> _Extracted records_

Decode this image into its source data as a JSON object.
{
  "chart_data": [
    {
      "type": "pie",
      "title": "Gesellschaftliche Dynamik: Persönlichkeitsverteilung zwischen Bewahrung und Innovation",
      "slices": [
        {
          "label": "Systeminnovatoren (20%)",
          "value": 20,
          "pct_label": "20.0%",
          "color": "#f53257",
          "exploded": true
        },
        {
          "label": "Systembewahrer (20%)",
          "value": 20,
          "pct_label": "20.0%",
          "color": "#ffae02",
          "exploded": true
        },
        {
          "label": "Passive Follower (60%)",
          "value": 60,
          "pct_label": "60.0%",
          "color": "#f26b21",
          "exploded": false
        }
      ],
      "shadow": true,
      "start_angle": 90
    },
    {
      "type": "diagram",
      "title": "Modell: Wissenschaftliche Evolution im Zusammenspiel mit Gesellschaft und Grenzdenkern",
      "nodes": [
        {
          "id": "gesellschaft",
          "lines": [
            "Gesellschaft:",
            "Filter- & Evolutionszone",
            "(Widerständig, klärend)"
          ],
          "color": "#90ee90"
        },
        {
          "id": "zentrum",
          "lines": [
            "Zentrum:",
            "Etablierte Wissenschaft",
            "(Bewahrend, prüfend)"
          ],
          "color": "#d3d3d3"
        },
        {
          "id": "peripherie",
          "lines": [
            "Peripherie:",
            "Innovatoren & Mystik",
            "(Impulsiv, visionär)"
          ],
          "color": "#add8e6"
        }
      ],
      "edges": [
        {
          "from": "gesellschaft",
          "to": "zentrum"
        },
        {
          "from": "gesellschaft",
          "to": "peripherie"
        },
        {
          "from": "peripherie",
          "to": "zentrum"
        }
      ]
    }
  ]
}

> _EXERCISE DIRECTIONS_
Your task is to retype all the records above with nothing left out.

> _SOLUTION TO THE PROBLEM_
Decode this image into its source data as a JSON object.
{
  "chart_data": [
    {
      "type": "pie",
      "title": "Gesellschaftliche Dynamik: Persönlichkeitsverteilung zwischen Bewahrung und Innovation",
      "slices": [
        {
          "label": "Systeminnovatoren (20%)",
          "value": 20,
          "pct_label": "20.0%",
          "color": "#f53257",
          "exploded": true
        },
        {
          "label": "Systembewahrer (20%)",
          "value": 20,
          "pct_label": "20.0%",
          "color": "#ffae02",
          "exploded": true
        },
        {
          "label": "Passive Follower (60%)",
          "value": 60,
          "pct_label": "60.0%",
          "color": "#f26b21",
          "exploded": false
        }
      ],
      "shadow": true,
      "start_angle": 90
    },
    {
      "type": "diagram",
      "title": "Modell: Wissenschaftliche Evolution im Zusammenspiel mit Gesellschaft und Grenzdenkern",
      "nodes": [
        {
          "id": "gesellschaft",
          "lines": [
            "Gesellschaft:",
            "Filter- & Evolutionszone",
            "(Widerständig, klärend)"
          ],
          "color": "#90ee90"
        },
        {
          "id": "zentrum",
          "lines": [
            "Zentrum:",
            "Etablierte Wissenschaft",
            "(Bewahrend, prüfend)"
          ],
          "color": "#d3d3d3"
        },
        {
          "id": "peripherie",
          "lines": [
            "Peripherie:",
            "Innovatoren & Mystik",
            "(Impulsiv, visionär)"
          ],
          "color": "#add8e6"
        }
      ],
      "edges": [
        {
          "from": "gesellschaft",
          "to": "zentrum"
        },
        {
          "from": "gesellschaft",
          "to": "peripherie"
        },
        {
          "from": "peripherie",
          "to": "zentrum"
        }
      ]
    }
  ]
}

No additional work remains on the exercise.